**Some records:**
■ ■ ■ ■ ■
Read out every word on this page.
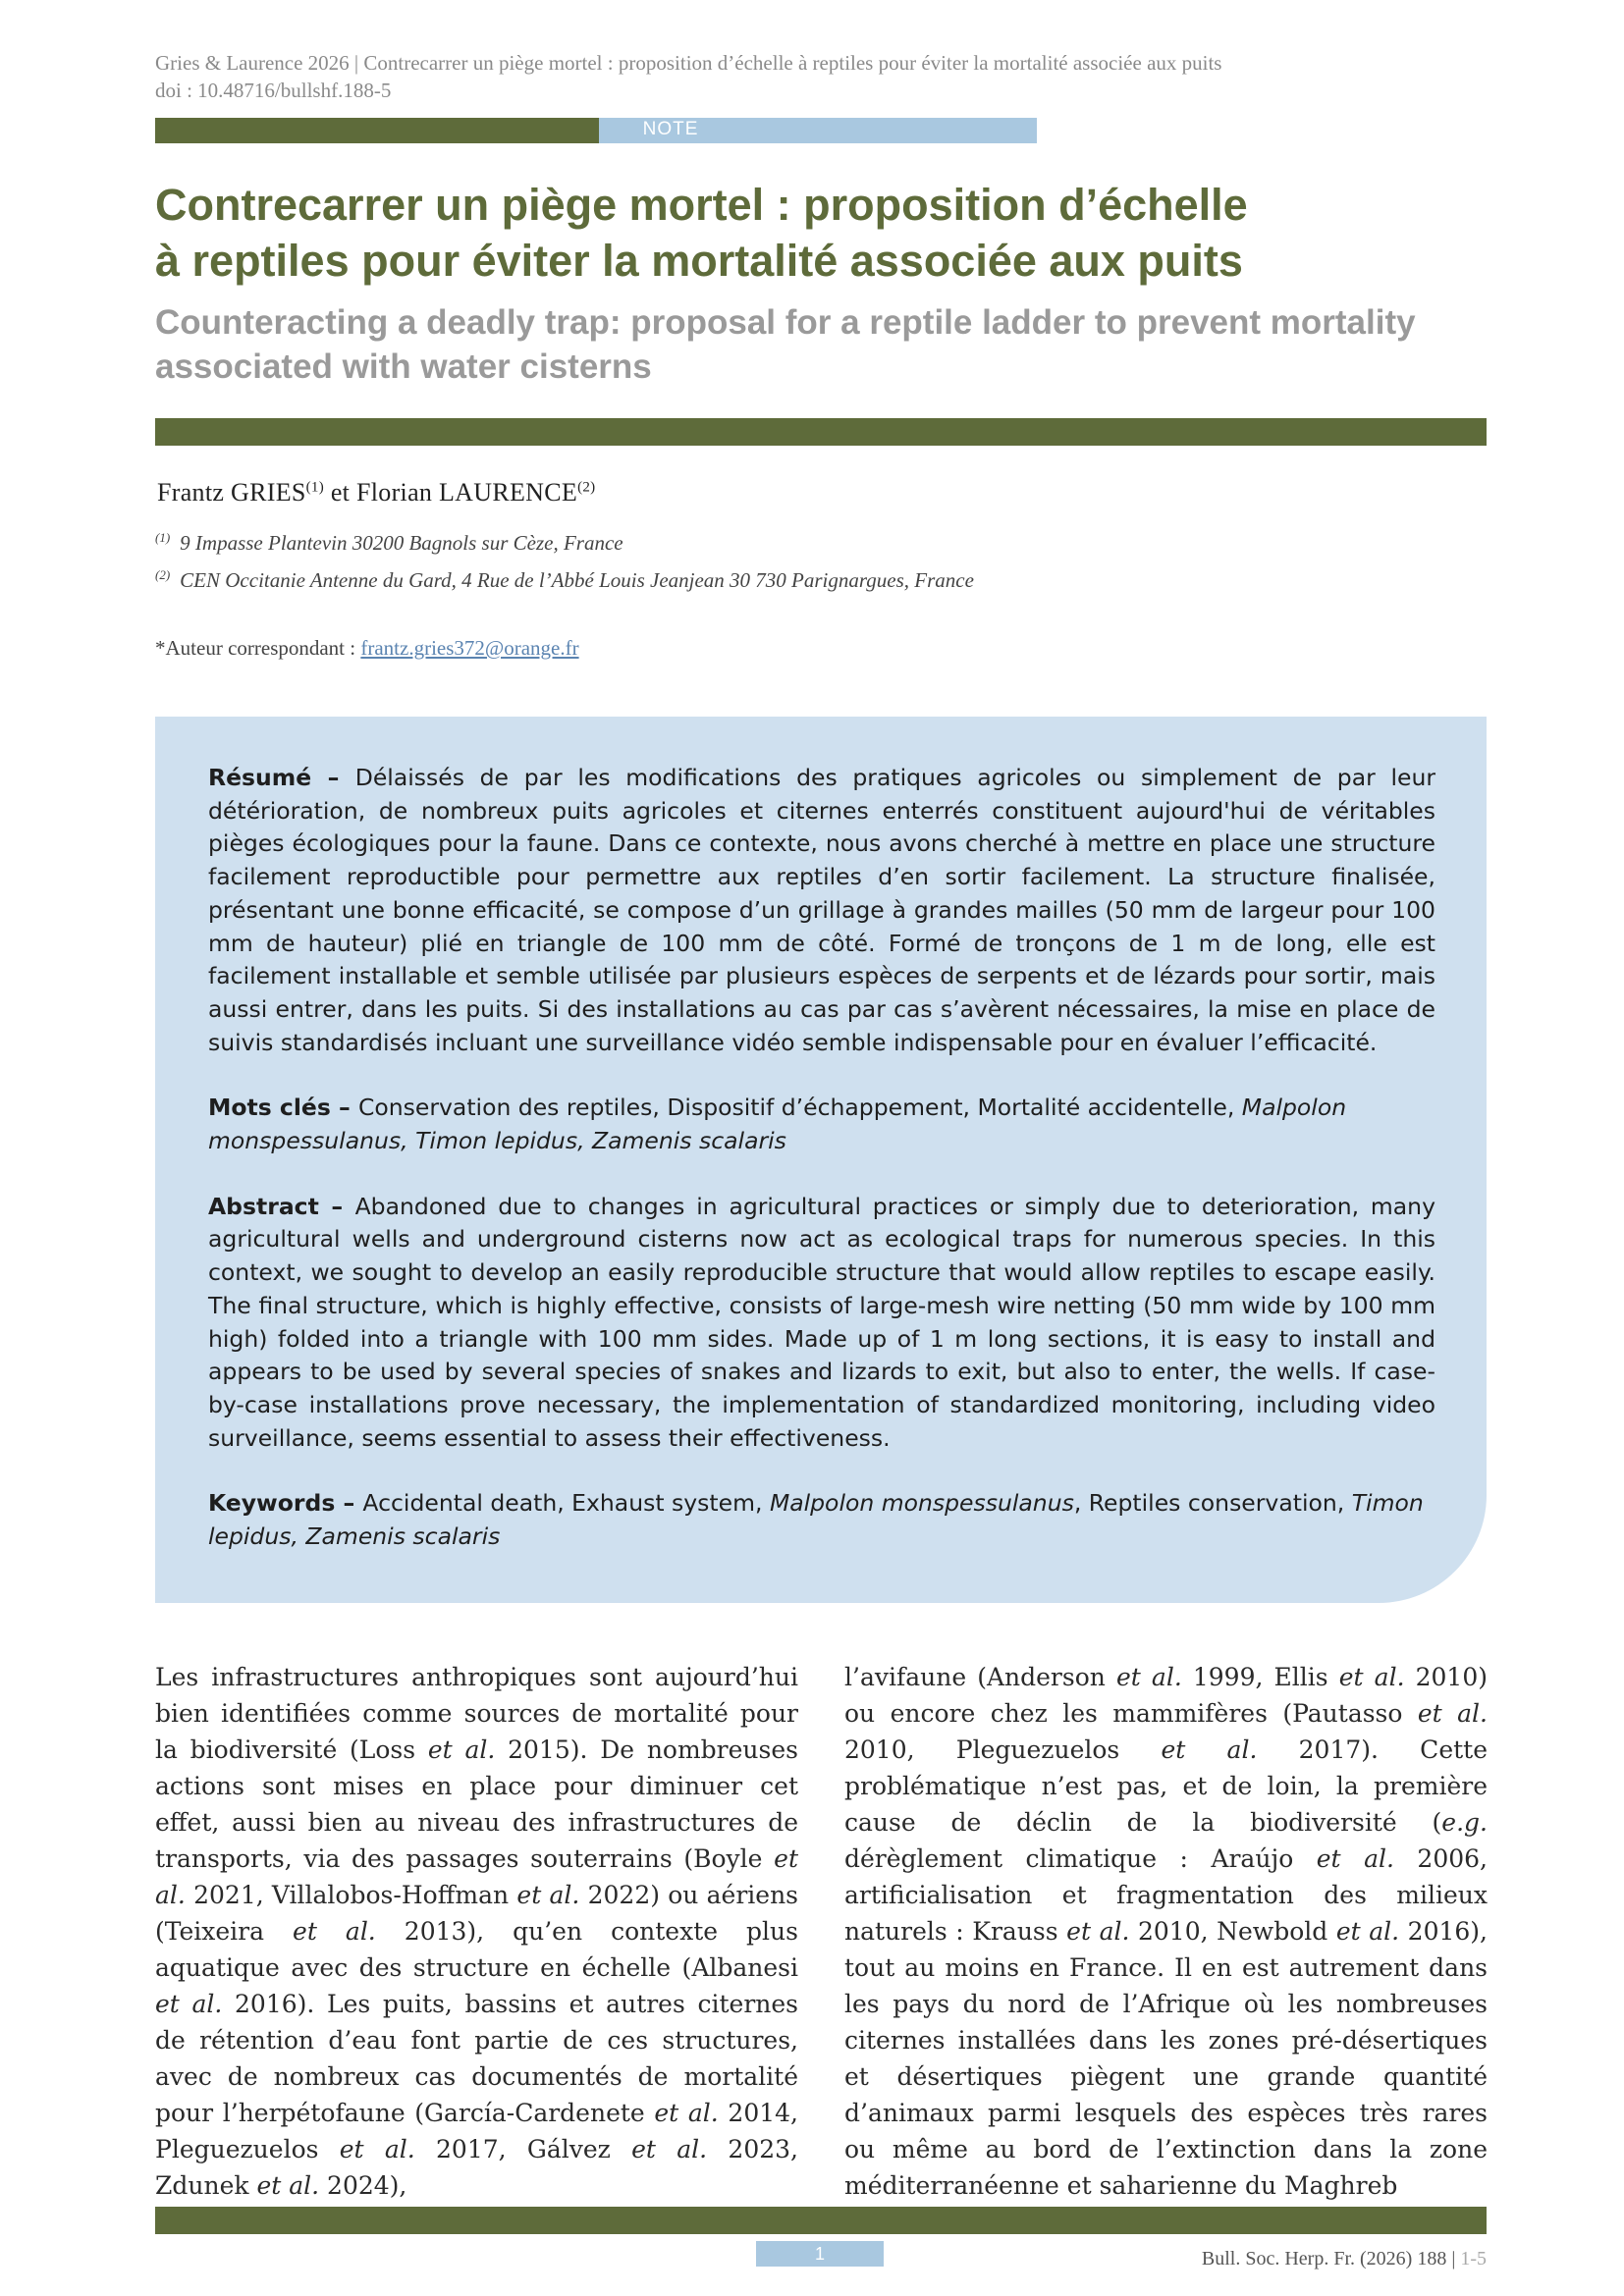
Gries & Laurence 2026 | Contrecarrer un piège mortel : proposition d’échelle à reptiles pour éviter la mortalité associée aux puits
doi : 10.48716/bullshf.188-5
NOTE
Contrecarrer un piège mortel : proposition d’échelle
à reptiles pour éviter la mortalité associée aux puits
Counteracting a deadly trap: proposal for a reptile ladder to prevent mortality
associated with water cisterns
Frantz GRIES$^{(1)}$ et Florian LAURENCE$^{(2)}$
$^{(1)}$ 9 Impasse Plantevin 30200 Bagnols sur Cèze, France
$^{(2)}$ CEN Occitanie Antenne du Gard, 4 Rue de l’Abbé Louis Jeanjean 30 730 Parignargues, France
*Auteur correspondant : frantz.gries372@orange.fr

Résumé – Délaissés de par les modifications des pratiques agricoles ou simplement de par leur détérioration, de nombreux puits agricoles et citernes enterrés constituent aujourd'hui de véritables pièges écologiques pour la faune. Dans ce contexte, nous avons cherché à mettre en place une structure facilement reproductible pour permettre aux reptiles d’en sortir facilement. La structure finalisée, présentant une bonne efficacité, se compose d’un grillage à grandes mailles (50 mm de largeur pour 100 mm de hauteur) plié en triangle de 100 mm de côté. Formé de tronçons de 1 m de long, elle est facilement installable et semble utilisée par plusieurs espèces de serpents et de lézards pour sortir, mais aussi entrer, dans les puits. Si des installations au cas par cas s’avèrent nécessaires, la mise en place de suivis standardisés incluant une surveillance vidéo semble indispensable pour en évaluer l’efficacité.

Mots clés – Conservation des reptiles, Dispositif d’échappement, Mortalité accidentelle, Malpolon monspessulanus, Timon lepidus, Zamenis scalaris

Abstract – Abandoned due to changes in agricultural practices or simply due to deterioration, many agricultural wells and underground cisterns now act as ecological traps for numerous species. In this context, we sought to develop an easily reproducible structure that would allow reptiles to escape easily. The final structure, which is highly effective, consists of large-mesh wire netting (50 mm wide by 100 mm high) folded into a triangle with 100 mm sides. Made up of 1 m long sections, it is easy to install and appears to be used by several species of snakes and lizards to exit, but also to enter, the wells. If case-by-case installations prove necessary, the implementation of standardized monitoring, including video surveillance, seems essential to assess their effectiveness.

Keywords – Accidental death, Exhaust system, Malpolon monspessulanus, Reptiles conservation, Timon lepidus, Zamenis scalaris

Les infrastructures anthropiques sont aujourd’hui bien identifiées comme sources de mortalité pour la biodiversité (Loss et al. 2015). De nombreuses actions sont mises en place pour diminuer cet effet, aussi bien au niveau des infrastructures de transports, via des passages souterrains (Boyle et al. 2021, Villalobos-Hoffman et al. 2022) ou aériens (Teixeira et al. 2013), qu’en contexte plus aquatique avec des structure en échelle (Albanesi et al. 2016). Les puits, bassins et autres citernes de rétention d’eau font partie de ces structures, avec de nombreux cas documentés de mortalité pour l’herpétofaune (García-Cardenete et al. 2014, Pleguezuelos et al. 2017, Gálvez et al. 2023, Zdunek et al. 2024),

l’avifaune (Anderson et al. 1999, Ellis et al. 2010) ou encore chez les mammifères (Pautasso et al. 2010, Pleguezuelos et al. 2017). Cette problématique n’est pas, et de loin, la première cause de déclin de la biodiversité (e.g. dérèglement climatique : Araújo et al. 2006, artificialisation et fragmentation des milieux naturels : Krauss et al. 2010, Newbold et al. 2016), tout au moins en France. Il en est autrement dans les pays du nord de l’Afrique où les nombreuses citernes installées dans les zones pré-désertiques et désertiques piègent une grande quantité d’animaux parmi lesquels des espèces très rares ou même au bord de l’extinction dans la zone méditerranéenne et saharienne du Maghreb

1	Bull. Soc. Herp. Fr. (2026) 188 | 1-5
■ ■ ■ ■ ■
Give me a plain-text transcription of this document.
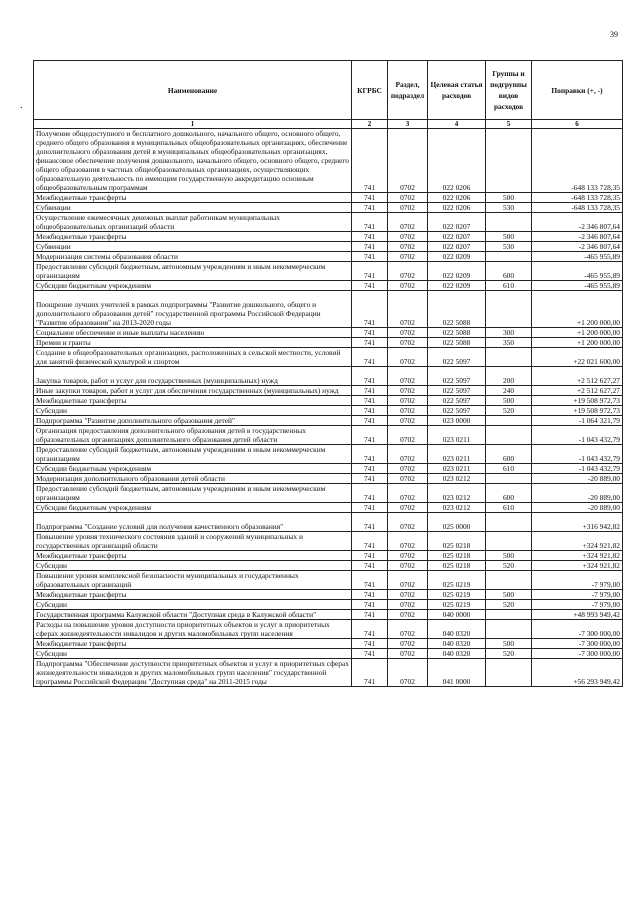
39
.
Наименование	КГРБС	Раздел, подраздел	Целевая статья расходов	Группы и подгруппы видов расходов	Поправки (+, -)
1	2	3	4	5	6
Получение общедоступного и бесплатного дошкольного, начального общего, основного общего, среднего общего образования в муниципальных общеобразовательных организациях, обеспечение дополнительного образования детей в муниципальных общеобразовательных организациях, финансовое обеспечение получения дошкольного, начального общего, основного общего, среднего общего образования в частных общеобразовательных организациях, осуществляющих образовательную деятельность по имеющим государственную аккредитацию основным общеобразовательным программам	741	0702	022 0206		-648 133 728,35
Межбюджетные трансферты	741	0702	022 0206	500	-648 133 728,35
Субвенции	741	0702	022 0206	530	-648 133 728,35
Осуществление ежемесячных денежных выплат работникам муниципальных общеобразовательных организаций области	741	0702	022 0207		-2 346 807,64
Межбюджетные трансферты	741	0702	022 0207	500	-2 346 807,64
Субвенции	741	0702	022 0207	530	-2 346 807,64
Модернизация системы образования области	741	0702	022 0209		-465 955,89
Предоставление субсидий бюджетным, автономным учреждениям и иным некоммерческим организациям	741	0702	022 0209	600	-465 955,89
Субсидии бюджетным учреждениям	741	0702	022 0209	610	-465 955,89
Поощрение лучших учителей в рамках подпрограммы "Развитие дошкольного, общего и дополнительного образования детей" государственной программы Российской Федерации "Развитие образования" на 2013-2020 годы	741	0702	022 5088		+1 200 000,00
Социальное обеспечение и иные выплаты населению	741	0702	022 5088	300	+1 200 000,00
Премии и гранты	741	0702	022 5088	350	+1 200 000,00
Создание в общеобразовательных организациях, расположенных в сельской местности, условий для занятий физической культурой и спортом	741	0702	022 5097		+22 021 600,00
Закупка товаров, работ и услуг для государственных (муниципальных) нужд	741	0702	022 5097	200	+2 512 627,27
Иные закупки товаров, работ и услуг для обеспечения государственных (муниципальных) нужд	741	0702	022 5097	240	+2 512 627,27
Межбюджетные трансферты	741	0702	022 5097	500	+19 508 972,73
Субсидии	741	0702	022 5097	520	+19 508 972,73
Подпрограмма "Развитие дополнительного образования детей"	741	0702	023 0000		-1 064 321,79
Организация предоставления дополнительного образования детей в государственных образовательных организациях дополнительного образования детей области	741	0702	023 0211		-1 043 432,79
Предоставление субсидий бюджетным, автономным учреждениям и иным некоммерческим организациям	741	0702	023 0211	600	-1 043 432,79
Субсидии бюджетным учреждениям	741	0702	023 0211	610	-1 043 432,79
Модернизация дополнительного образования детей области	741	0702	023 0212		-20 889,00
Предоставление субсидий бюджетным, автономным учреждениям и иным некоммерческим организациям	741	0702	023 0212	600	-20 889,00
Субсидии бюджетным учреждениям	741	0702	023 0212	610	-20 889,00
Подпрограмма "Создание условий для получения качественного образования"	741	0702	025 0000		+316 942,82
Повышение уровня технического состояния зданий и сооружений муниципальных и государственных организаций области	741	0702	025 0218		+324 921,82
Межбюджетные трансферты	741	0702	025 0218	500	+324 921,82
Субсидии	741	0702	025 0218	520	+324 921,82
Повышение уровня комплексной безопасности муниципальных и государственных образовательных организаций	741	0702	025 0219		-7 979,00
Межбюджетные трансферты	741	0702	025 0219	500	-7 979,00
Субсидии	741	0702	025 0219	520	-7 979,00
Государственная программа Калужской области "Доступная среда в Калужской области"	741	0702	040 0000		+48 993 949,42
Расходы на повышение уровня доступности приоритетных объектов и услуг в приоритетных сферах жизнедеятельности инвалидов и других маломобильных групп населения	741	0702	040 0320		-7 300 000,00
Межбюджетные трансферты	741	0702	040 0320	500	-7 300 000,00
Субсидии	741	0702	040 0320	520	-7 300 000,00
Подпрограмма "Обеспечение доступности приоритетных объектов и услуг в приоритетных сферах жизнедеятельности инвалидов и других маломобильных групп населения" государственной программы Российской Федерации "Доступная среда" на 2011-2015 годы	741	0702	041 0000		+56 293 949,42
■ ■ ■ ■ ■
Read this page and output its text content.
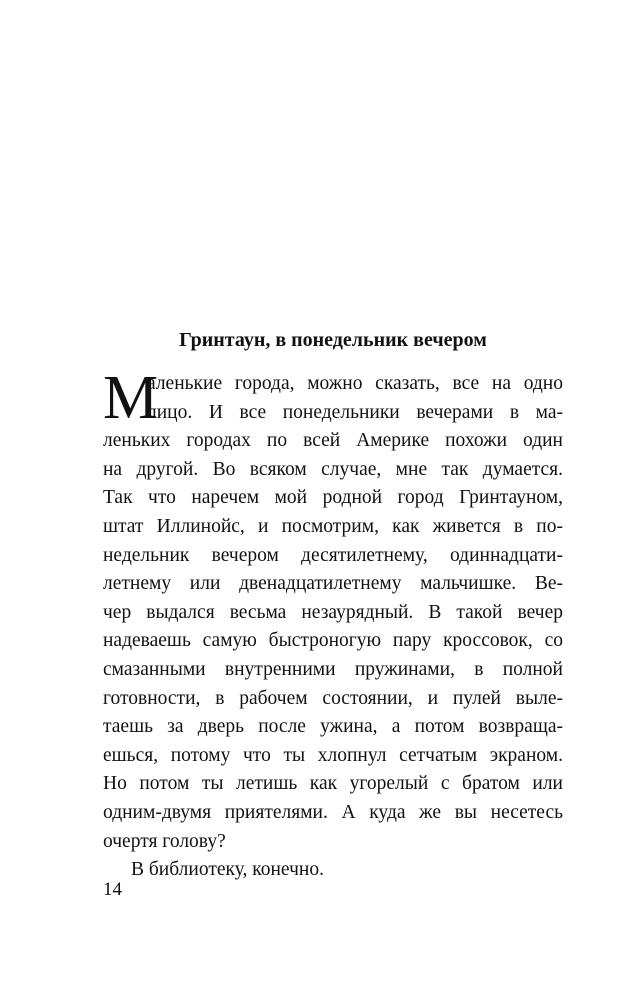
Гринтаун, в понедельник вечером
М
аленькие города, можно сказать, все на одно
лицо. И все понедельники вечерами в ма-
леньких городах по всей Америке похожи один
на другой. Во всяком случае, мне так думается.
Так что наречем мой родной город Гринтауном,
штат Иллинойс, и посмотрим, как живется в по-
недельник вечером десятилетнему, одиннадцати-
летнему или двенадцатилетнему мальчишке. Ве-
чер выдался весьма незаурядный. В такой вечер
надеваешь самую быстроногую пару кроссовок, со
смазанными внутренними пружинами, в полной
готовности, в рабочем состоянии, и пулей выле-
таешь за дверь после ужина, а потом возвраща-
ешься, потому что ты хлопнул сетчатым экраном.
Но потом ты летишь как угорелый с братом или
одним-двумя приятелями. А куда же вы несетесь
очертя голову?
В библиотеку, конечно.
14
■ ■ ■ ■ ■
Check every line of the data above for the string "aujourd", and copy those that have it.

Résumé – Délaissés de par les modifications des pratiques agricoles ou simplement de par leur détérioration, de nombreux puits agricoles et citernes enterrés constituent aujourd'hui de véritables pièges écologiques pour la faune. Dans ce contexte, nous avons cherché à mettre en place une structure facilement reproductible pour permettre aux reptiles d’en sortir facilement. La structure finalisée, présentant une bonne efficacité, se compose d’un grillage à grandes mailles (50 mm de largeur pour 100 mm de hauteur) plié en triangle de 100 mm de côté. Formé de tronçons de 1 m de long, elle est facilement installable et semble utilisée par plusieurs espèces de serpents et de lézards pour sortir, mais aussi entrer, dans les puits. Si des installations au cas par cas s’avèrent nécessaires, la mise en place de suivis standardisés incluant une surveillance vidéo semble indispensable pour en évaluer l’efficacité.
Les infrastructures anthropiques sont aujourd’hui bien identifiées comme sources de mortalité pour la biodiversité (Loss et al. 2015). De nombreuses actions sont mises en place pour diminuer cet effet, aussi bien au niveau des infrastructures de transports, via des passages souterrains (Boyle et al. 2021, Villalobos-Hoffman et al. 2022) ou aériens (Teixeira et al. 2013), qu’en contexte plus aquatique avec des structure en échelle (Albanesi et al. 2016). Les puits, bassins et autres citernes de rétention d’eau font partie de ces structures, avec de nombreux cas documentés de mortalité pour l’herpétofaune (García-Cardenete et al. 2014, Pleguezuelos et al. 2017, Gálvez et al. 2023, Zdunek et al. 2024),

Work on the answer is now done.